— start RECORDS SHOWN —

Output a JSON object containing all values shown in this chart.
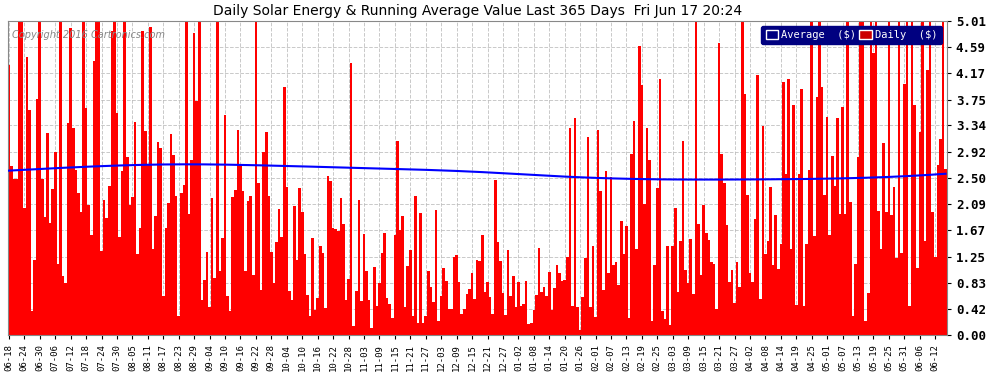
{
  "title": "Daily Solar Energy & Running Average Value Last 365 Days  Fri Jun 17 20:24",
  "copyright": "Copyright 2016 Cartronics.com",
  "ylabel_ticks": [
    0.0,
    0.42,
    0.83,
    1.25,
    1.67,
    2.09,
    2.5,
    2.92,
    3.34,
    3.75,
    4.17,
    4.59,
    5.01
  ],
  "ymax": 5.01,
  "ymin": 0.0,
  "bar_color": "#FF0000",
  "avg_color": "#0000FF",
  "bg_color": "#FFFFFF",
  "plot_bg_color": "#FFFFFF",
  "grid_color": "#BBBBBB",
  "legend_avg_bg": "#000080",
  "legend_daily_bg": "#CC0000",
  "n_days": 365,
  "x_tick_labels": [
    "06-18",
    "06-24",
    "06-30",
    "07-06",
    "07-12",
    "07-18",
    "07-24",
    "07-30",
    "08-05",
    "08-11",
    "08-17",
    "08-23",
    "08-29",
    "09-04",
    "09-10",
    "09-16",
    "09-22",
    "09-28",
    "10-04",
    "10-10",
    "10-16",
    "10-22",
    "10-28",
    "11-03",
    "11-09",
    "11-15",
    "11-21",
    "11-27",
    "12-03",
    "12-09",
    "12-15",
    "12-21",
    "12-27",
    "01-02",
    "01-08",
    "01-14",
    "01-20",
    "01-26",
    "02-01",
    "02-07",
    "02-13",
    "02-19",
    "02-25",
    "03-03",
    "03-09",
    "03-15",
    "03-21",
    "03-27",
    "04-02",
    "04-08",
    "04-14",
    "04-19",
    "04-25",
    "05-01",
    "05-07",
    "05-13",
    "05-19",
    "05-25",
    "05-31",
    "06-06",
    "06-12"
  ],
  "avg_curve_x": [
    0,
    0.08,
    0.18,
    0.28,
    0.38,
    0.5,
    0.6,
    0.7,
    0.8,
    0.9,
    1.0
  ],
  "avg_curve_y": [
    2.62,
    2.68,
    2.72,
    2.7,
    2.66,
    2.6,
    2.52,
    2.48,
    2.48,
    2.5,
    2.57
  ]
}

— end RECORDS SHOWN —

Your task is to set down the records shown above exactly, minus any pictures.

Output a JSON object containing all values shown in this chart.
{
  "title": "Daily Solar Energy & Running Average Value Last 365 Days  Fri Jun 17 20:24",
  "copyright": "Copyright 2016 Cartronics.com",
  "ylabel_ticks": [
    0.0,
    0.42,
    0.83,
    1.25,
    1.67,
    2.09,
    2.5,
    2.92,
    3.34,
    3.75,
    4.17,
    4.59,
    5.01
  ],
  "ymax": 5.01,
  "ymin": 0.0,
  "bar_color": "#FF0000",
  "avg_color": "#0000FF",
  "bg_color": "#FFFFFF",
  "plot_bg_color": "#FFFFFF",
  "grid_color": "#BBBBBB",
  "legend_avg_bg": "#000080",
  "legend_daily_bg": "#CC0000",
  "n_days": 365,
  "x_tick_labels": [
    "06-18",
    "06-24",
    "06-30",
    "07-06",
    "07-12",
    "07-18",
    "07-24",
    "07-30",
    "08-05",
    "08-11",
    "08-17",
    "08-23",
    "08-29",
    "09-04",
    "09-10",
    "09-16",
    "09-22",
    "09-28",
    "10-04",
    "10-10",
    "10-16",
    "10-22",
    "10-28",
    "11-03",
    "11-09",
    "11-15",
    "11-21",
    "11-27",
    "12-03",
    "12-09",
    "12-15",
    "12-21",
    "12-27",
    "01-02",
    "01-08",
    "01-14",
    "01-20",
    "01-26",
    "02-01",
    "02-07",
    "02-13",
    "02-19",
    "02-25",
    "03-03",
    "03-09",
    "03-15",
    "03-21",
    "03-27",
    "04-02",
    "04-08",
    "04-14",
    "04-19",
    "04-25",
    "05-01",
    "05-07",
    "05-13",
    "05-19",
    "05-25",
    "05-31",
    "06-06",
    "06-12"
  ],
  "avg_curve_x": [
    0,
    0.08,
    0.18,
    0.28,
    0.38,
    0.5,
    0.6,
    0.7,
    0.8,
    0.9,
    1.0
  ],
  "avg_curve_y": [
    2.62,
    2.68,
    2.72,
    2.7,
    2.66,
    2.6,
    2.52,
    2.48,
    2.48,
    2.5,
    2.57
  ]
}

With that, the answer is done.